**Instructions to follow**
What lines of the data hold the string "deaths"? Pull each one out.

(Stored items)
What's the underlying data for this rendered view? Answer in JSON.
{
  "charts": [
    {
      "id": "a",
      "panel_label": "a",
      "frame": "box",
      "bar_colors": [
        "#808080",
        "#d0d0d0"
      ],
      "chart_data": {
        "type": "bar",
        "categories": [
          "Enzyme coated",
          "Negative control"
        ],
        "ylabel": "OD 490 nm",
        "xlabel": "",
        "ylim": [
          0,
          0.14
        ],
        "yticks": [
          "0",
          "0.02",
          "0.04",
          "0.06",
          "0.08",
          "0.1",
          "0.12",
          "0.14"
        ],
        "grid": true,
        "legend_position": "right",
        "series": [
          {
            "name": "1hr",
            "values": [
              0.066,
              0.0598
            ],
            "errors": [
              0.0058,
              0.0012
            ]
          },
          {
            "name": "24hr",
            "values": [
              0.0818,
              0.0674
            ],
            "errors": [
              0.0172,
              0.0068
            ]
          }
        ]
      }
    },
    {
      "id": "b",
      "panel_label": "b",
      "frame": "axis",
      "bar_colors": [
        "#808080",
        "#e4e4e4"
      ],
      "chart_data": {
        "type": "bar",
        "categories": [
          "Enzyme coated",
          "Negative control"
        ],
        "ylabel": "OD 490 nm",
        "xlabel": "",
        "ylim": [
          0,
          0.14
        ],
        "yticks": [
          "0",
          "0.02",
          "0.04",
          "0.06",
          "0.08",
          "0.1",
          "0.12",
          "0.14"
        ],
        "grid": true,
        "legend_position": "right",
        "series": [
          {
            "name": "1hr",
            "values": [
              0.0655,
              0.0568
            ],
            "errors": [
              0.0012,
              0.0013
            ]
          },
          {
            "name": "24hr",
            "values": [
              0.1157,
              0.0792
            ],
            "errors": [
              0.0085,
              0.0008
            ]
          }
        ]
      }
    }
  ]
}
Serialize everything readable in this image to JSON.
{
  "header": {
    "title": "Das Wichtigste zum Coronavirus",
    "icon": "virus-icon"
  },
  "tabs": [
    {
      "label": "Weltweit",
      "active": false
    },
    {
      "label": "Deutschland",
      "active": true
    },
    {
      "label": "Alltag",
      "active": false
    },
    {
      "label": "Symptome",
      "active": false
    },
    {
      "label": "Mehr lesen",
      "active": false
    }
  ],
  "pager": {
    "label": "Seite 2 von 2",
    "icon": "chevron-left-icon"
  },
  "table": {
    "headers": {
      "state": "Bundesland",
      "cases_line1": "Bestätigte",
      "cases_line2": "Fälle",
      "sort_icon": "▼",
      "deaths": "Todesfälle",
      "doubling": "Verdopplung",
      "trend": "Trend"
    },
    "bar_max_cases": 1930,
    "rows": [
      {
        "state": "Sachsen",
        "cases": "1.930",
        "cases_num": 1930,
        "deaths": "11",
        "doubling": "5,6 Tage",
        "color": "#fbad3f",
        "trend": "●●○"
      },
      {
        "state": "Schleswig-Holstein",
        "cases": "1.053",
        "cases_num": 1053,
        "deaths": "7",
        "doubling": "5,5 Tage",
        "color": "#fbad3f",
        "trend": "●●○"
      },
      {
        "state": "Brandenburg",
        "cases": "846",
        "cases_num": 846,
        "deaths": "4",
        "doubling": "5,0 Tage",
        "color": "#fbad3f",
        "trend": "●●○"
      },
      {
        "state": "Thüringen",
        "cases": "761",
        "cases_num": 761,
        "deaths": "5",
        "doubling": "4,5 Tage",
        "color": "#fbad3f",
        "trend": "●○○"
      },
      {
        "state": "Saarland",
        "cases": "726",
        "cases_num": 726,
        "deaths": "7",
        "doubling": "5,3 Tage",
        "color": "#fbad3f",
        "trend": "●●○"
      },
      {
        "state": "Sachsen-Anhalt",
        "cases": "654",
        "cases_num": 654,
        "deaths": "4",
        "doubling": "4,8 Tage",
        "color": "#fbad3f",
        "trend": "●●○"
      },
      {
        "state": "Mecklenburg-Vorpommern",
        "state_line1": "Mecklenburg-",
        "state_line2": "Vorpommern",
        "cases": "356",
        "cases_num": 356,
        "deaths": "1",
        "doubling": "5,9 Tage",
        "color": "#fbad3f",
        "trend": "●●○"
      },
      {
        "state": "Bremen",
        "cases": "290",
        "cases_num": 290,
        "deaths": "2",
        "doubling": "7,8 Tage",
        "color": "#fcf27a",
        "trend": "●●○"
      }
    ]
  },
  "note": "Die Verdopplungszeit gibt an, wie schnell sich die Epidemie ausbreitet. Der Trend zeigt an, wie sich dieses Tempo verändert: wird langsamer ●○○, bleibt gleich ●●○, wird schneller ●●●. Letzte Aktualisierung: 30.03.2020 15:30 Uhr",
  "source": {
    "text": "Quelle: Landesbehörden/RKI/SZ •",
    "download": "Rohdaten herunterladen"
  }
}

**Result**
      "deaths": "Todesfälle",
        "deaths": "11",
        "deaths": "7",
        "deaths": "4",
        "deaths": "5",
        "deaths": "7",
        "deaths": "4",
        "deaths": "1",
        "deaths": "2",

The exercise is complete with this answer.